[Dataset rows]
● ● ● ● ●

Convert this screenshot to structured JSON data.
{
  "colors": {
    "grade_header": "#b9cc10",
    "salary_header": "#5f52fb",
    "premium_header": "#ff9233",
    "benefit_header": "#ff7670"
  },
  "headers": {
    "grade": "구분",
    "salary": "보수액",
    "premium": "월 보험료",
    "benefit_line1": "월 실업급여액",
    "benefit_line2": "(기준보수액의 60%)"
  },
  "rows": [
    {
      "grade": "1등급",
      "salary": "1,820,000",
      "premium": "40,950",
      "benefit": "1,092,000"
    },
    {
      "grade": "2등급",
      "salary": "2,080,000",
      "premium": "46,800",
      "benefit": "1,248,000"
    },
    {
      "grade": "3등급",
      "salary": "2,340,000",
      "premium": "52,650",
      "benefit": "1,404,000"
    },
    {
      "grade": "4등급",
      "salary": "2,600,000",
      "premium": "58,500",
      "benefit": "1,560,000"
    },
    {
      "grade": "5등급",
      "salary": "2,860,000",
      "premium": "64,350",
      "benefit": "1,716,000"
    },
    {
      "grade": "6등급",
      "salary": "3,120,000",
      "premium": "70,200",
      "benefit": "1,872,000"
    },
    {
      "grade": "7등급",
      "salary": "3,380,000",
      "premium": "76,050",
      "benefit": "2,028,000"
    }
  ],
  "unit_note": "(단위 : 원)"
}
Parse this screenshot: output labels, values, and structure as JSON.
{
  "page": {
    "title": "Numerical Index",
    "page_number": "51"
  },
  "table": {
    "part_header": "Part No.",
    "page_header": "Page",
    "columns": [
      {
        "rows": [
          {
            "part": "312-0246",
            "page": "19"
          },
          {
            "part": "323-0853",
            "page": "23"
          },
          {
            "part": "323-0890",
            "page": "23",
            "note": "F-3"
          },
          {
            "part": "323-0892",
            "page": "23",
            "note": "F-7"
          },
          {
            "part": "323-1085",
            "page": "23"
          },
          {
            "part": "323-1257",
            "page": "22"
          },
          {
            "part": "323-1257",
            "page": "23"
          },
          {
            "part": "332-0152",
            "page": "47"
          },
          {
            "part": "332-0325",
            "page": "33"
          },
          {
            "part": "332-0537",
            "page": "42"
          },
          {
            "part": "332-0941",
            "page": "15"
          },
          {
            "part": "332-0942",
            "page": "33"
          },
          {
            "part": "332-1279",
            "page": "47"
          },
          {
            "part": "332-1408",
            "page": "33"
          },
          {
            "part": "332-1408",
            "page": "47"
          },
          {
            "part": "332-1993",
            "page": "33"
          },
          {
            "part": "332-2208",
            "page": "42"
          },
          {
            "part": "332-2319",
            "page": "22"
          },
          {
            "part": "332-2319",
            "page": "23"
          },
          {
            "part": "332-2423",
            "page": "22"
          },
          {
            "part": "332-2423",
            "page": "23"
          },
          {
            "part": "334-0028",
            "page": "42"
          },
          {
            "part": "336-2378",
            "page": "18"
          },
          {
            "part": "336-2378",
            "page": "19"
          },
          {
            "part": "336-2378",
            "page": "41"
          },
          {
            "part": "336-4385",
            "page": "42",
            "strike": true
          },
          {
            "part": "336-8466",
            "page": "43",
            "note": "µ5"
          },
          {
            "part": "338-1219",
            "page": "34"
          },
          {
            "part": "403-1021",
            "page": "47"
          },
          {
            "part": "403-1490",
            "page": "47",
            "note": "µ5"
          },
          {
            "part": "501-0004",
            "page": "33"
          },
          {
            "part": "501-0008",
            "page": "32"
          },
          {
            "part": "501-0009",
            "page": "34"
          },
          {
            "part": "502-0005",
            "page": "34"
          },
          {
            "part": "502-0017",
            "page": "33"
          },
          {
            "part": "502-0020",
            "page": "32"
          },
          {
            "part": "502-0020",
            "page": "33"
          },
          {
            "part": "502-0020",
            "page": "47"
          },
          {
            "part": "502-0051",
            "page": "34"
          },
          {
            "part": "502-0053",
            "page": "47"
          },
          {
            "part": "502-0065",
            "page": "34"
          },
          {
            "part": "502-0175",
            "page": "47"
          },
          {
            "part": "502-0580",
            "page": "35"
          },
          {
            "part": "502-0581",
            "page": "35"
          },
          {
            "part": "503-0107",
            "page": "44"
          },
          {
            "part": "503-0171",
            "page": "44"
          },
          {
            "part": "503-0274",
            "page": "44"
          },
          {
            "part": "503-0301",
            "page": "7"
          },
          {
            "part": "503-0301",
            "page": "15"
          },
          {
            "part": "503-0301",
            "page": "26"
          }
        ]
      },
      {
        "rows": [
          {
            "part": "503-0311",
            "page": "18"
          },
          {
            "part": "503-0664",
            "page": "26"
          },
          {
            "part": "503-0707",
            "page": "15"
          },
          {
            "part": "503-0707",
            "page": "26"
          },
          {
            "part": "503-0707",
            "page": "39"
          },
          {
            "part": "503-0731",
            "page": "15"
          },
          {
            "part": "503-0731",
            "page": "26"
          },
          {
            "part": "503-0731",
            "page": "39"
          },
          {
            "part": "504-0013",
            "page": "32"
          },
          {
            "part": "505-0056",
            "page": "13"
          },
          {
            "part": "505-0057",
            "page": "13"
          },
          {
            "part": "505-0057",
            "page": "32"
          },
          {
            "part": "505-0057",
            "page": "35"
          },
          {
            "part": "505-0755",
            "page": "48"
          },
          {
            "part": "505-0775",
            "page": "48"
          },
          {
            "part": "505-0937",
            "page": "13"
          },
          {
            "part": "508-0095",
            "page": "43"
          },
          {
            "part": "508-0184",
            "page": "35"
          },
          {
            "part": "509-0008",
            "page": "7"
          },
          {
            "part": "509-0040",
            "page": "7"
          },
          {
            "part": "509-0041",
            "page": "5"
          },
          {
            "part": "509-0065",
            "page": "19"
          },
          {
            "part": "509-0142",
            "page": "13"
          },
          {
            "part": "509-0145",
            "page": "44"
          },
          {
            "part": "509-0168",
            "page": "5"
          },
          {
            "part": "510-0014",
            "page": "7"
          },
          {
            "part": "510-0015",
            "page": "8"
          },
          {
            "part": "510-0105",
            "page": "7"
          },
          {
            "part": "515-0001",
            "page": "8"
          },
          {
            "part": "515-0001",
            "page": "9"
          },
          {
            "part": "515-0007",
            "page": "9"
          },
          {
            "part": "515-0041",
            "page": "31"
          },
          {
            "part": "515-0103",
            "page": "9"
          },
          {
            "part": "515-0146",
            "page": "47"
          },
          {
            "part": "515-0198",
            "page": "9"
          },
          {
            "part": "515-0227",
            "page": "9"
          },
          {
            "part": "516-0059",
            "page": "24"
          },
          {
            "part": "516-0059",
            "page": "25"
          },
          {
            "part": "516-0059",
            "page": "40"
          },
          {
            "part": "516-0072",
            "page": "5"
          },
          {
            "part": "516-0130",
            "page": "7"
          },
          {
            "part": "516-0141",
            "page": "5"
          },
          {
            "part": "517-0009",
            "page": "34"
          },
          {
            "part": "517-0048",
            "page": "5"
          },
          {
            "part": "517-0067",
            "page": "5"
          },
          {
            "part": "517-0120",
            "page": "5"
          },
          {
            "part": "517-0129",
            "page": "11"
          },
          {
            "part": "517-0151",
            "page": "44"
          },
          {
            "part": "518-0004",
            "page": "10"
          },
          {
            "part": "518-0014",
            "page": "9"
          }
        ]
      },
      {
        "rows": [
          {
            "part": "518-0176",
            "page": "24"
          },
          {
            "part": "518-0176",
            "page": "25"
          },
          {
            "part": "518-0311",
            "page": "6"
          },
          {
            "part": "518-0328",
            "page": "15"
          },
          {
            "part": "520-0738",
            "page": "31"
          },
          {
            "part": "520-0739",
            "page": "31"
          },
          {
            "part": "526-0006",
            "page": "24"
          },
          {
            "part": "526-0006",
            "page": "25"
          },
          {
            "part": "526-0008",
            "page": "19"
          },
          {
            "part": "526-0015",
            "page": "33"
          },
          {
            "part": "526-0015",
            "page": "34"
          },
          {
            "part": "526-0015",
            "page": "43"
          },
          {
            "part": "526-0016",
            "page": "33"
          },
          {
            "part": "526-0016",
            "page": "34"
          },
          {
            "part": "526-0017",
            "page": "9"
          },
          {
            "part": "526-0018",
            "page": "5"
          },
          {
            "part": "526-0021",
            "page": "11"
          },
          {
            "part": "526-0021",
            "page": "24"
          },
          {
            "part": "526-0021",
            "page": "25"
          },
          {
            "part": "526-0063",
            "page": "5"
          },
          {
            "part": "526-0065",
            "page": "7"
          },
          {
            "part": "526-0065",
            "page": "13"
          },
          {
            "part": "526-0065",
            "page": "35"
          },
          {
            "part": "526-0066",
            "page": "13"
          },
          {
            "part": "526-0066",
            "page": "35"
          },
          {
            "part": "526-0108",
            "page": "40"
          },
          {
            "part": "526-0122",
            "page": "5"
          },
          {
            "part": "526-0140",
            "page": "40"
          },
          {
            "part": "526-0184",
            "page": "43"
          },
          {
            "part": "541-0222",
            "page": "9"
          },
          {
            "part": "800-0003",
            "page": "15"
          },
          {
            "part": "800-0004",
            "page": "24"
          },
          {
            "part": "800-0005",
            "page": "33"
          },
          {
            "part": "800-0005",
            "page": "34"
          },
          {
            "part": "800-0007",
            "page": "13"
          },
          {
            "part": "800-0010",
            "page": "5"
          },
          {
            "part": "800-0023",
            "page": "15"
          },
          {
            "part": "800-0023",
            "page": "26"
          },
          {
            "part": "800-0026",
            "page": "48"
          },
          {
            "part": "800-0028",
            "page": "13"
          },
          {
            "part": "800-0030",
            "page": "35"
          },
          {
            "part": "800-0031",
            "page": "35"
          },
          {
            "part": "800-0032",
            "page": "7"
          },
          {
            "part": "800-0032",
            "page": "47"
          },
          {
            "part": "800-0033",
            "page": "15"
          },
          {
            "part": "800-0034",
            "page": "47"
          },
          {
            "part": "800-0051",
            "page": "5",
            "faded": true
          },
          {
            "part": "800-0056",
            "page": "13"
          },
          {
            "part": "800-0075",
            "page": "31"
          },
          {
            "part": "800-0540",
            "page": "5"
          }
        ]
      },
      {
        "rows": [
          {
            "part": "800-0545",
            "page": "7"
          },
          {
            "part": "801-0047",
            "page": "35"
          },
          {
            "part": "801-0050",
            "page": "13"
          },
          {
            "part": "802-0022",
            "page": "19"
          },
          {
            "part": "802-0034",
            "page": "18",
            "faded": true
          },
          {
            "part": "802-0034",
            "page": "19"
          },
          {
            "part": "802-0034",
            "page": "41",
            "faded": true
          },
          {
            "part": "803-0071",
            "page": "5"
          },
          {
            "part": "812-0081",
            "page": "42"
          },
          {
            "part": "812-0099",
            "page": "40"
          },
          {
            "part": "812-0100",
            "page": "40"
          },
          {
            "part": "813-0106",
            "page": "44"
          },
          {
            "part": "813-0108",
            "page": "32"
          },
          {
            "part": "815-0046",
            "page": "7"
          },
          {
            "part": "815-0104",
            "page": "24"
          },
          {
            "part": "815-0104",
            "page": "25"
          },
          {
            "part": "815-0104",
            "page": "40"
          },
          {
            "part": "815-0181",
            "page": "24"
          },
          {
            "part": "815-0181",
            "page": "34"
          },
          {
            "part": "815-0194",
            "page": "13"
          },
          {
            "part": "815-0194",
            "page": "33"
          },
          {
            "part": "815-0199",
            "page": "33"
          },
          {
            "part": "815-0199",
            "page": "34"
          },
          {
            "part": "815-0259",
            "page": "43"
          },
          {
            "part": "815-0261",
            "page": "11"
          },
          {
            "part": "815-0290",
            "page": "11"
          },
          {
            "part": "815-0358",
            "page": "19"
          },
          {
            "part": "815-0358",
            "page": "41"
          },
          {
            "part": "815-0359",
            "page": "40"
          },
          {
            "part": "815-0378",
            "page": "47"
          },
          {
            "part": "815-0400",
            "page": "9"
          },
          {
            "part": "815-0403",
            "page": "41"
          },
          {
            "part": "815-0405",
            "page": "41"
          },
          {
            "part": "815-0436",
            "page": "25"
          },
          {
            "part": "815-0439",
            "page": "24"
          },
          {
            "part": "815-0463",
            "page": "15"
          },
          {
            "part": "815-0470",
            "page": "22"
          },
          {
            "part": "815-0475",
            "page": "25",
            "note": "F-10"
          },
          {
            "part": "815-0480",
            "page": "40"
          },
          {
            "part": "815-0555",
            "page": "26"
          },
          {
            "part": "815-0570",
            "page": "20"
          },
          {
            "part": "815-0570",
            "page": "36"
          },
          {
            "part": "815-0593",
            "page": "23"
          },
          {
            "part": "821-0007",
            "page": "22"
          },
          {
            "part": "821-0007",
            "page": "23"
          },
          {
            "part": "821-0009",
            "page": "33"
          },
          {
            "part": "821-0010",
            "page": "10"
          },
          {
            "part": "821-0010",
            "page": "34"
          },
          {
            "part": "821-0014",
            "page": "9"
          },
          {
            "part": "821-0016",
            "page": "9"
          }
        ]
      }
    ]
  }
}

● ● ● ● ●

→ Written problem: Count each line where the string "screenshot" occurs, and write only the number.

→ Right answer: 2